▶ _What is required_:
All of the data below should be written out exactly.

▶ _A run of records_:
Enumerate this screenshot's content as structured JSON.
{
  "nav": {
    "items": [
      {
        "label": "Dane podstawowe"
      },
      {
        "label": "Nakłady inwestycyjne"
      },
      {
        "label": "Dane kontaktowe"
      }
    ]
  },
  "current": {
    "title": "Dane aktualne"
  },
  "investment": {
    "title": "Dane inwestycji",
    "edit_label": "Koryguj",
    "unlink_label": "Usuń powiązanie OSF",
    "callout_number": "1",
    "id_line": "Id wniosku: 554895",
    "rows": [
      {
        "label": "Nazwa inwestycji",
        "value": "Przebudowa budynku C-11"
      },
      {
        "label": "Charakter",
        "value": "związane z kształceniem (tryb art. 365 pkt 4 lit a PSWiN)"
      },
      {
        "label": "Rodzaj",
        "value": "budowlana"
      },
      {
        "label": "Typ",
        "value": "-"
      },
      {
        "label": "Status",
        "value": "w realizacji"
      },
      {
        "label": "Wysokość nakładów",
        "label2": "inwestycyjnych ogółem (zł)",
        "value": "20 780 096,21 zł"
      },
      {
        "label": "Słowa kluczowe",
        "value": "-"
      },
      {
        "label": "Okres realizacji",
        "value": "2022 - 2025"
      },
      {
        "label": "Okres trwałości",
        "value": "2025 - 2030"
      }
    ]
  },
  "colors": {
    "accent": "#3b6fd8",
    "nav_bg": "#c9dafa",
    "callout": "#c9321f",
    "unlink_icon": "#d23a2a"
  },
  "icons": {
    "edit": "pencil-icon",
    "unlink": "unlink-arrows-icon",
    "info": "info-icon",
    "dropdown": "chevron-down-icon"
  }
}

▶ _Finished exercise_:
Enumerate this screenshot's content as structured JSON.
{
  "nav": {
    "items": [
      {
        "label": "Dane podstawowe"
      },
      {
        "label": "Nakłady inwestycyjne"
      },
      {
        "label": "Dane kontaktowe"
      }
    ]
  },
  "current": {
    "title": "Dane aktualne"
  },
  "investment": {
    "title": "Dane inwestycji",
    "edit_label": "Koryguj",
    "unlink_label": "Usuń powiązanie OSF",
    "callout_number": "1",
    "id_line": "Id wniosku: 554895",
    "rows": [
      {
        "label": "Nazwa inwestycji",
        "value": "Przebudowa budynku C-11"
      },
      {
        "label": "Charakter",
        "value": "związane z kształceniem (tryb art. 365 pkt 4 lit a PSWiN)"
      },
      {
        "label": "Rodzaj",
        "value": "budowlana"
      },
      {
        "label": "Typ",
        "value": "-"
      },
      {
        "label": "Status",
        "value": "w realizacji"
      },
      {
        "label": "Wysokość nakładów",
        "label2": "inwestycyjnych ogółem (zł)",
        "value": "20 780 096,21 zł"
      },
      {
        "label": "Słowa kluczowe",
        "value": "-"
      },
      {
        "label": "Okres realizacji",
        "value": "2022 - 2025"
      },
      {
        "label": "Okres trwałości",
        "value": "2025 - 2030"
      }
    ]
  },
  "colors": {
    "accent": "#3b6fd8",
    "nav_bg": "#c9dafa",
    "callout": "#c9321f",
    "unlink_icon": "#d23a2a"
  },
  "icons": {
    "edit": "pencil-icon",
    "unlink": "unlink-arrows-icon",
    "info": "info-icon",
    "dropdown": "chevron-down-icon"
  }
}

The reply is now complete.